In Yemen, the Saudis struggled to push a Gulf Co-operation Council agenda that guarantees the safe delayed exit of Yemeni President Ali Abdullah Saleh, but found themselves nursing an injured president. Riyadh does not deal with Yemen as a matter of foreign policy. It has always considered the country a security concern, first handled by Prince Sultan, Minister of Defence, and more recently by Muhammad ibn Nayif, Deputy Minister of the Interior. Both men are not associated with diplomacy. After it pushed its own Jihadis into Yemen, the regime fears Yemen becoming even more of a safe haven for al-Qaeda. There is also the problem of arms smuggling and illegal immigration. While Bahrain was a temporary quick fix, Yemen may yet prove to be a more complex bee hive full of aggressive hornets. In a country where three revolutions take place in one, the Saudis may have reached a dead end with their previous policies of patronage, divide and rule, and export of Salafi teachings. The struggle between the Yemeni notable families of al-Salehs and the al-Ahmars, between the regime and the old opposition parties, and between the revolutionary youth and the President’s men, not to mention two separatist groups in the north and south, may prove to be too much to handle for the ageing Saudi leadership. The latter will try to find a puppet, but Yemen is definitely not Bahrain. The Saudi regime may once again play the sectarian and separatist card as a pre-emptive counter-revolutionary strategy that exaggerates religious differences and hatred and mitigates against the consolidation of national politics in Yemen.

- Bounding box annotations:
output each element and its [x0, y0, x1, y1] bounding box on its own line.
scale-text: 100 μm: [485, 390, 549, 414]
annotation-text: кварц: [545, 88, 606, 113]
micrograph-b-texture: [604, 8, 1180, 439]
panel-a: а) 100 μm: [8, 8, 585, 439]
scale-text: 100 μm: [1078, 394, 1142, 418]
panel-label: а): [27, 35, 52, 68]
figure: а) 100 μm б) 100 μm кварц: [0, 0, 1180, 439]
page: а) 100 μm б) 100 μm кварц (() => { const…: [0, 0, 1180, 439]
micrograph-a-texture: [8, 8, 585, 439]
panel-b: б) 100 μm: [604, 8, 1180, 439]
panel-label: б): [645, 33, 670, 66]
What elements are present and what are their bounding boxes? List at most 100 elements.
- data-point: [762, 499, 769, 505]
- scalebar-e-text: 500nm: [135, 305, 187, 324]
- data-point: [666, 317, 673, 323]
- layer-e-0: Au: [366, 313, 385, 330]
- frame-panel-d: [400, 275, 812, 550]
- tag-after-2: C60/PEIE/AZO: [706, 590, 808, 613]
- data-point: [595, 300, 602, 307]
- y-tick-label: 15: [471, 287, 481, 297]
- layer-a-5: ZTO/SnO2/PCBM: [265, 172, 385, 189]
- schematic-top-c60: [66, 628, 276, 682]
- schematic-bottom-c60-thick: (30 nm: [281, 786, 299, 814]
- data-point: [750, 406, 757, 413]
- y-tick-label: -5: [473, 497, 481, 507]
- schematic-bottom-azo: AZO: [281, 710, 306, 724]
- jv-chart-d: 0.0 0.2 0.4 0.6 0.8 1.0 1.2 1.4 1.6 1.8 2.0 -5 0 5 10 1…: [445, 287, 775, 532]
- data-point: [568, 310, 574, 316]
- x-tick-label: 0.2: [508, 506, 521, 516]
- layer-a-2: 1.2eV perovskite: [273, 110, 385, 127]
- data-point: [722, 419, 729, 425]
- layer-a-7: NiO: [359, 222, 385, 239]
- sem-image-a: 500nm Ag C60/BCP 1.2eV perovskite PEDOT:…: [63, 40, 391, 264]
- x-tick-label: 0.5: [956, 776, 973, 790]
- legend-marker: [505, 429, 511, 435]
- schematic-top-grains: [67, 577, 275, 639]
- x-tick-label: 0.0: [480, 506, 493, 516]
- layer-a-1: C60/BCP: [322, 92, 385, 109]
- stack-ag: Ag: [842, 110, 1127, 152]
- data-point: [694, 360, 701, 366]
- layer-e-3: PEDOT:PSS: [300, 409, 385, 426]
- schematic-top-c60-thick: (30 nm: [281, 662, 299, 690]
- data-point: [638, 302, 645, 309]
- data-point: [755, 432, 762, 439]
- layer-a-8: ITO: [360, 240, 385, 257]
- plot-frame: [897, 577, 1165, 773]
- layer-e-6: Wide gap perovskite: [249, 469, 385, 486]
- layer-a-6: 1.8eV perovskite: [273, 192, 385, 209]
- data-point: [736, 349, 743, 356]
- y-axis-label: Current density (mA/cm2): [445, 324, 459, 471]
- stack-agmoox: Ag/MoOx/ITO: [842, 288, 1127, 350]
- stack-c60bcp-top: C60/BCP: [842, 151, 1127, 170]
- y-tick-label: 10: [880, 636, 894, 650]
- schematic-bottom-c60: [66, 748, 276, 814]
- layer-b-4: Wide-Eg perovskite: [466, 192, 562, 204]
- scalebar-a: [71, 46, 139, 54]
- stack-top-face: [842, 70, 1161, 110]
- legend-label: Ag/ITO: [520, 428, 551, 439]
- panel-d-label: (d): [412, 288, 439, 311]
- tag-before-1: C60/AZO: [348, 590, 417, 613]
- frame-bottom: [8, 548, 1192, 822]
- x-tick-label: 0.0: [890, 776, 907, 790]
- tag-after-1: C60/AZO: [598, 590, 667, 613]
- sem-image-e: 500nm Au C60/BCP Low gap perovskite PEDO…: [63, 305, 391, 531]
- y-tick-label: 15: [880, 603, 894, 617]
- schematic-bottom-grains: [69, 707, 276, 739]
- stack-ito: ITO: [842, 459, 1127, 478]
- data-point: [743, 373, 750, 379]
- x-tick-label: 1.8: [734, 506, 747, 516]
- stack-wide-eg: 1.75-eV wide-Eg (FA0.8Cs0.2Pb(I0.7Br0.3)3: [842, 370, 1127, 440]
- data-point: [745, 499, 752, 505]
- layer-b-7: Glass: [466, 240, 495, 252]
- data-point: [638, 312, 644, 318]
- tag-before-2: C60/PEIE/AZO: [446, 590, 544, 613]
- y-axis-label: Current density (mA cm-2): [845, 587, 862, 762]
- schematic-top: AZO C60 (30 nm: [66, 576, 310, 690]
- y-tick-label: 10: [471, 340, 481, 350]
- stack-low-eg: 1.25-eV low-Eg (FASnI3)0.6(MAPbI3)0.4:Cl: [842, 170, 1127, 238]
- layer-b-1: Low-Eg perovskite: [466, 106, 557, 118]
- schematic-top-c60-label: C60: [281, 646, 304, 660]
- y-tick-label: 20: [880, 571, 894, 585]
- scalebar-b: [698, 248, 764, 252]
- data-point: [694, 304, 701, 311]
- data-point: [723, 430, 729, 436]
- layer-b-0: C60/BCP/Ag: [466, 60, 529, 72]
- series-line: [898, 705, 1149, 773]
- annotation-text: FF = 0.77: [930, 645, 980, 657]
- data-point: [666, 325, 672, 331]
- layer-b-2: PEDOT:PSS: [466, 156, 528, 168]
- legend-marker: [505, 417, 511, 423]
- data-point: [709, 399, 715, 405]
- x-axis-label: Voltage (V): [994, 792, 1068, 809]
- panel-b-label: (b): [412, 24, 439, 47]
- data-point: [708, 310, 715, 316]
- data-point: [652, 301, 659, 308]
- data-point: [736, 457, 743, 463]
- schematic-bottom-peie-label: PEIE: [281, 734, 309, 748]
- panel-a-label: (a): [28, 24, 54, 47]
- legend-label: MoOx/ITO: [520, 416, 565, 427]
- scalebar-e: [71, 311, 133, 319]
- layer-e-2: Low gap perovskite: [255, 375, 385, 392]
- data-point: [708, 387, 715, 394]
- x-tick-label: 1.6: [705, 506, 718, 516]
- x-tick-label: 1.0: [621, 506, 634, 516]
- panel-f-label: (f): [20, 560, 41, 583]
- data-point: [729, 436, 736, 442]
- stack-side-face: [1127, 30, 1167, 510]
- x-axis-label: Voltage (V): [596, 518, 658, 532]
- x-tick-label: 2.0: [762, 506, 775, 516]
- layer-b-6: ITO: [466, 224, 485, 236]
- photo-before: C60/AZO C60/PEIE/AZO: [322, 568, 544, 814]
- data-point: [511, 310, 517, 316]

- Requirements: According to the passage on Yemen, which two officials have handled Yemen for Riyadh as a security concern?

- Reply: Prince Sultan, Minister of Defence, and later Muhammad ibn Nayif, Deputy Minister of the Interior.